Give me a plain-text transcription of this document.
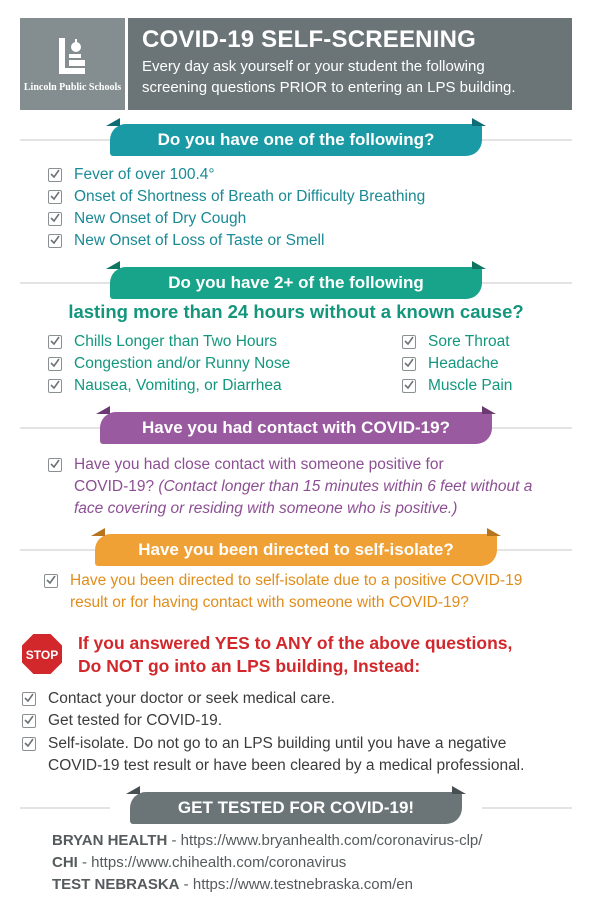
Lincoln Public Schools
COVID-19 SELF-SCREENING
Every day ask yourself or your student the following
screening questions PRIOR to entering an LPS building.
Do you have one of the following?
Fever of over 100.4°
Onset of Shortness of Breath or Difficulty Breathing
New Onset of Dry Cough
New Onset of Loss of Taste or Smell
Do you have 2+ of the following
lasting more than 24 hours without a known cause?
Chills Longer than Two Hours
Congestion and/or Runny Nose
Nausea, Vomiting, or Diarrhea
Sore Throat
Headache
Muscle Pain
Have you had contact with COVID-19?
Have you had close contact with someone positive for
COVID-19? (Contact longer than 15 minutes within 6 feet without a
face covering or residing with someone who is positive.)
Have you been directed to self-isolate?
Have you been directed to self-isolate due to a positive COVID-19
result or for having contact with someone with COVID-19?
STOP
If you answered YES to ANY of the above questions,
Do NOT go into an LPS building, Instead:
Contact your doctor or seek medical care.
Get tested for COVID-19.
Self-isolate. Do not go to an LPS building until you have a negative
COVID-19 test result or have been cleared by a medical professional.
GET TESTED FOR COVID-19!
BRYAN HEALTH - https://www.bryanhealth.com/coronavirus-clp/
CHI - https://www.chihealth.com/coronavirus
TEST NEBRASKA - https://www.testnebraska.com/en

•••••

Return every record exactly, leaving out the pictures.

Give me a plain-text transcription of this document.
Lincoln Public Schools
COVID-19 SELF-SCREENING
Every day ask yourself or your student the following
screening questions PRIOR to entering an LPS building.
Do you have one of the following?
Fever of over 100.4°
Onset of Shortness of Breath or Difficulty Breathing
New Onset of Dry Cough
New Onset of Loss of Taste or Smell
Do you have 2+ of the following
lasting more than 24 hours without a known cause?
Chills Longer than Two Hours
Congestion and/or Runny Nose
Nausea, Vomiting, or Diarrhea
Sore Throat
Headache
Muscle Pain
Have you had contact with COVID-19?
Have you had close contact with someone positive for
COVID-19? (Contact longer than 15 minutes within 6 feet without a
face covering or residing with someone who is positive.)
Have you been directed to self-isolate?
Have you been directed to self-isolate due to a positive COVID-19
result or for having contact with someone with COVID-19?
STOP
If you answered YES to ANY of the above questions,
Do NOT go into an LPS building, Instead:
Contact your doctor or seek medical care.
Get tested for COVID-19.
Self-isolate. Do not go to an LPS building until you have a negative
COVID-19 test result or have been cleared by a medical professional.
GET TESTED FOR COVID-19!
BRYAN HEALTH - https://www.bryanhealth.com/coronavirus-clp/
CHI - https://www.chihealth.com/coronavirus
TEST NEBRASKA - https://www.testnebraska.com/en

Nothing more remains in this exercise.